● **WHAT TO PRODUCE**
Report the number of lines that hold the string "Channel". Leave out any other text.

● **INPUT**
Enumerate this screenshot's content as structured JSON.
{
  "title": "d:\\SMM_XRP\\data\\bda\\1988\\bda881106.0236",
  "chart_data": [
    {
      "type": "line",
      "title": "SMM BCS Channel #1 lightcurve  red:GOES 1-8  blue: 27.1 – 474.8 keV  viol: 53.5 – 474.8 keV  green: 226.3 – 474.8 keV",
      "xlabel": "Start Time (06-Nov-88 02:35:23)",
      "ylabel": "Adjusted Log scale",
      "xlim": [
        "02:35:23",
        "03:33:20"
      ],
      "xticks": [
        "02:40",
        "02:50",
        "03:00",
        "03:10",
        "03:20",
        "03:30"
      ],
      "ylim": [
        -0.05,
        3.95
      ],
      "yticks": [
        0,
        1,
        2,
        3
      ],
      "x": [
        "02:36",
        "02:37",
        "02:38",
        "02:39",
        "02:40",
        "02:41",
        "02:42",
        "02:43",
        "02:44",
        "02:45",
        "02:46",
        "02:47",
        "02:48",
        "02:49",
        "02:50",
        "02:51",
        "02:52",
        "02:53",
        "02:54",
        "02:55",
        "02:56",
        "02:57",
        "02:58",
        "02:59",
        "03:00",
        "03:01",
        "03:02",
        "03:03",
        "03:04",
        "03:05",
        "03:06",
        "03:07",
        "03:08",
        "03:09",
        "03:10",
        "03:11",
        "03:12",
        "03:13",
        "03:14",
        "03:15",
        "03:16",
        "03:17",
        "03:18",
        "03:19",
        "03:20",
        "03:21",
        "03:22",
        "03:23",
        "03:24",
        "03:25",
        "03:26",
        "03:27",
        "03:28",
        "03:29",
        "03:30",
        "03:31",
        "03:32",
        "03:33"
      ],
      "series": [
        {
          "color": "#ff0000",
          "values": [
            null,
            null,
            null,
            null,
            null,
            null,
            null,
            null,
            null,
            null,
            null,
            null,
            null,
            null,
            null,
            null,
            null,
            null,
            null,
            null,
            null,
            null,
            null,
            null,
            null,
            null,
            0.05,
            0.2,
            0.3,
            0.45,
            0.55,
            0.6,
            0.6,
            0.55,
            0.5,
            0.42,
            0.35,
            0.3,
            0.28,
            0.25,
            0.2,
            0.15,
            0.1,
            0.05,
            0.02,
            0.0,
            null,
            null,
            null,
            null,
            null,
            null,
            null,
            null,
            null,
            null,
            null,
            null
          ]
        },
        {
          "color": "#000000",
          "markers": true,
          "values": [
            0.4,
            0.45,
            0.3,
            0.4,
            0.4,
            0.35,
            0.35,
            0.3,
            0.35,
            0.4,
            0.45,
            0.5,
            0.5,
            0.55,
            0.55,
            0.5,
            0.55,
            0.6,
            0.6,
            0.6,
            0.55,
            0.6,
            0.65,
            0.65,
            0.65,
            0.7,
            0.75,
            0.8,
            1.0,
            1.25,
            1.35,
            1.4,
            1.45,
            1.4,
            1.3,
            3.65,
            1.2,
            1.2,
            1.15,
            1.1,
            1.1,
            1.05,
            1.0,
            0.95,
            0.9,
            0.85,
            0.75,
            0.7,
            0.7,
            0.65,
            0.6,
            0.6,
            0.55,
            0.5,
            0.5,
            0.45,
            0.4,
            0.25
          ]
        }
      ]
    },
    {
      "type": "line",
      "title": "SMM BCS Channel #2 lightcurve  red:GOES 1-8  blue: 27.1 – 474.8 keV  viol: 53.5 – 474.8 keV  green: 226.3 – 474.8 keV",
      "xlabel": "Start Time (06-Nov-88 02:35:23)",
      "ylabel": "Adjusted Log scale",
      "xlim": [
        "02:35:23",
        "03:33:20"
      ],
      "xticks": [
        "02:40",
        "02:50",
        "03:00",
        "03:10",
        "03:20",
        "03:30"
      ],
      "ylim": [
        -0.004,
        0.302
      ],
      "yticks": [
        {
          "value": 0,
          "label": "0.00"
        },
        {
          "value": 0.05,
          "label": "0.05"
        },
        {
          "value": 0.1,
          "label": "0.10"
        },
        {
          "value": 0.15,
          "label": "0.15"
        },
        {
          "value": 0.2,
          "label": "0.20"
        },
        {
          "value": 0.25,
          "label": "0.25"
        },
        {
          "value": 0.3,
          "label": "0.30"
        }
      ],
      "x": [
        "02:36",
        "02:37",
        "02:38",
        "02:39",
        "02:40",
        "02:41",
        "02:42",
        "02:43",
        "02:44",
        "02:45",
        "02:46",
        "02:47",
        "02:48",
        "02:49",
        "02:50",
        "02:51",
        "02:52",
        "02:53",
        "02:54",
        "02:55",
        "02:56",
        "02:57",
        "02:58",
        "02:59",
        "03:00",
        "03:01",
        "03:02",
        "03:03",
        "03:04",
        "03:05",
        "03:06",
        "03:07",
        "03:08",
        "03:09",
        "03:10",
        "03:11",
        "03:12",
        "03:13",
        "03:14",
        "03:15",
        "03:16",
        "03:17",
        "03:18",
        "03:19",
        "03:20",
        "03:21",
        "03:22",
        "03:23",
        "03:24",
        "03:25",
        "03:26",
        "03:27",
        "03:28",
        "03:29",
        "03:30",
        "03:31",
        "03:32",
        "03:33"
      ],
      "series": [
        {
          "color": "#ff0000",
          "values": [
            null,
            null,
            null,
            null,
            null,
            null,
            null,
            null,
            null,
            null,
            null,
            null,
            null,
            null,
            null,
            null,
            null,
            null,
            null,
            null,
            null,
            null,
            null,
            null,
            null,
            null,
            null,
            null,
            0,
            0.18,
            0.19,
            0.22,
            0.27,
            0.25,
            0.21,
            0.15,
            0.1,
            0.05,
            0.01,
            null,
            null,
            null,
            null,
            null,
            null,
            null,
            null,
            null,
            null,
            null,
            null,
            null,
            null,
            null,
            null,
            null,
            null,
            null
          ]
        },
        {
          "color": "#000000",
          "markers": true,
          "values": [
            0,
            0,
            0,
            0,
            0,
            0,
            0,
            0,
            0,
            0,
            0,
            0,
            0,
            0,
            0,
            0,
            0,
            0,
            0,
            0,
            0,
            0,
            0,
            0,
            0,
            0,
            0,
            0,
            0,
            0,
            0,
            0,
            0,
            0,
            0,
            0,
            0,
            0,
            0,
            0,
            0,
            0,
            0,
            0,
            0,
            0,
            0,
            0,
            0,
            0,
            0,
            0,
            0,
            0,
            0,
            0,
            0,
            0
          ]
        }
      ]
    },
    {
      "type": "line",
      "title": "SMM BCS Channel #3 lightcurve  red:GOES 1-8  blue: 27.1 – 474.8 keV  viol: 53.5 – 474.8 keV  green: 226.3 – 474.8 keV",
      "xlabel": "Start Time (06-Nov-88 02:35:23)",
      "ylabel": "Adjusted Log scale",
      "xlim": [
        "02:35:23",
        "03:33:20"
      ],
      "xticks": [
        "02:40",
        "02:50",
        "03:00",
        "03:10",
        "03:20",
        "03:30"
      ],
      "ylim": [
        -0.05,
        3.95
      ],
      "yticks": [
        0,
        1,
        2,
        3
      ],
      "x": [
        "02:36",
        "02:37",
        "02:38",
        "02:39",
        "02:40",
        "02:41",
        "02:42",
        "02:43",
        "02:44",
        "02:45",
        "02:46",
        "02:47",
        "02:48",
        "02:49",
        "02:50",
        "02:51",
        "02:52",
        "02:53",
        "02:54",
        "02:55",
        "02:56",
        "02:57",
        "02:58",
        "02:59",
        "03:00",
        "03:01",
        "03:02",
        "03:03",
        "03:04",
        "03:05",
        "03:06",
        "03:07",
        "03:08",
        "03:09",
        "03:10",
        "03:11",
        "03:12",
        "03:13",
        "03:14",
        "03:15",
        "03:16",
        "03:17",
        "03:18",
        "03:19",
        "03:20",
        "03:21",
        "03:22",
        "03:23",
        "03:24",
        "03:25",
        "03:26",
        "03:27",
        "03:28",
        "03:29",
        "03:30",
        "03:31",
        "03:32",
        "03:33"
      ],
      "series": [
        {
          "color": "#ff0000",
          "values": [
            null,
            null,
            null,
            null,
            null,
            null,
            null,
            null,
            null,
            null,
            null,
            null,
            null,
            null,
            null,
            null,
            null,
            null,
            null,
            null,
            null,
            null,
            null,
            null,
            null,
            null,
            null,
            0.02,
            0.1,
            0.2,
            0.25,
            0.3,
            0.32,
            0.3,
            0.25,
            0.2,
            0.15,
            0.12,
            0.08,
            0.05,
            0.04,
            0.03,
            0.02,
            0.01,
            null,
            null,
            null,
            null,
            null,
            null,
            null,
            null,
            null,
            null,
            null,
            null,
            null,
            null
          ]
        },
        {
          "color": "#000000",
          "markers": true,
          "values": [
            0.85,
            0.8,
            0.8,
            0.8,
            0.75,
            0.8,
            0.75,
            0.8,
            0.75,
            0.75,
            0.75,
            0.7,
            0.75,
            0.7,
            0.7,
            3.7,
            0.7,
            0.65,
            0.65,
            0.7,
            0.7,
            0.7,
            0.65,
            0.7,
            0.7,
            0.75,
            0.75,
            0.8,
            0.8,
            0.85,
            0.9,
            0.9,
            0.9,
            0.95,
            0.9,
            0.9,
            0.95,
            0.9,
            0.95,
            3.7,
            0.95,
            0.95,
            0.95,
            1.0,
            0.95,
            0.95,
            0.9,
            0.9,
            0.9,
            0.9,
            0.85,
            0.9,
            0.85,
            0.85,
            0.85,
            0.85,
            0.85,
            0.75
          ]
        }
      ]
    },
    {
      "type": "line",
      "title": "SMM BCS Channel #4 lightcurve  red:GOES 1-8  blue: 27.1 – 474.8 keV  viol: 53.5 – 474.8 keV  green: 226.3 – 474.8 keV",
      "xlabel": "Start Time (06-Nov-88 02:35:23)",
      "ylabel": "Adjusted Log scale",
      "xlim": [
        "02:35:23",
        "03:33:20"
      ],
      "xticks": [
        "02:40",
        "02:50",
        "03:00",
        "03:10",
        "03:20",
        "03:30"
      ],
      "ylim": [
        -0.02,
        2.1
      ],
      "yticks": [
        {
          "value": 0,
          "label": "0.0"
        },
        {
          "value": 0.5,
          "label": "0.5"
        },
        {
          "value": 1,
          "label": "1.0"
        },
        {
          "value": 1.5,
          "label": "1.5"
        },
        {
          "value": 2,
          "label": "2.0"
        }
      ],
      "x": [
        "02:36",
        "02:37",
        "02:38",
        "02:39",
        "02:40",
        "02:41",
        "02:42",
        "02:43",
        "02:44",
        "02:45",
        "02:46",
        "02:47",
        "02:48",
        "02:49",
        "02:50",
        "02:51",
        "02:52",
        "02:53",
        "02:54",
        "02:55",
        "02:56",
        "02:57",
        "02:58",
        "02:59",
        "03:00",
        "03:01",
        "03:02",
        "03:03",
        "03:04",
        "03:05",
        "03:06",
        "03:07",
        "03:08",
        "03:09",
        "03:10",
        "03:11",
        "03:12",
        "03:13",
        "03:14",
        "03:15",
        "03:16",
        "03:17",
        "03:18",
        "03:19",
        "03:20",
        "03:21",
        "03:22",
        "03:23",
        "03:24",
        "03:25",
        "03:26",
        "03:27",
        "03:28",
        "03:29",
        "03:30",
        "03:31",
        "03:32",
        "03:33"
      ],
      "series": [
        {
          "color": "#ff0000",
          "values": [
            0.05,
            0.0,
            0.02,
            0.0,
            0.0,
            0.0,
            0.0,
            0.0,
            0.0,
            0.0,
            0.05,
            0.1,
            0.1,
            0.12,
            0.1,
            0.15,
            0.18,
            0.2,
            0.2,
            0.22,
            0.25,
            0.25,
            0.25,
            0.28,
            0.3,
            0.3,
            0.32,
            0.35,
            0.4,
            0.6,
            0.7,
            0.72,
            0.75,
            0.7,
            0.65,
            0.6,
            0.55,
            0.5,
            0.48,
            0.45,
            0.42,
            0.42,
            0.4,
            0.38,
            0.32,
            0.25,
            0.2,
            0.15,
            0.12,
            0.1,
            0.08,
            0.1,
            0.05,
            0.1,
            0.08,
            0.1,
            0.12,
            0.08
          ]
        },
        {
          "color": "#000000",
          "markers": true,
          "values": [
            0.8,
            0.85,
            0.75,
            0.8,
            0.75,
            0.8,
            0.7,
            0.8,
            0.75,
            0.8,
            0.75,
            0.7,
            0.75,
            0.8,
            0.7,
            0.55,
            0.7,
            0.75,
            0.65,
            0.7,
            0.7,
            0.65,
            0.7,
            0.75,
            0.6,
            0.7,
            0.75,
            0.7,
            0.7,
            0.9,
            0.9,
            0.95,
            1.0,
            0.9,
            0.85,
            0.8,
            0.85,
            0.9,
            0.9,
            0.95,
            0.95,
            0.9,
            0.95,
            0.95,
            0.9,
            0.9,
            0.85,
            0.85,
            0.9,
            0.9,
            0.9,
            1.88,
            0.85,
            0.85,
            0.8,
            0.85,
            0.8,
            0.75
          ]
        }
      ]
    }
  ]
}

● **THE ANSWER**
4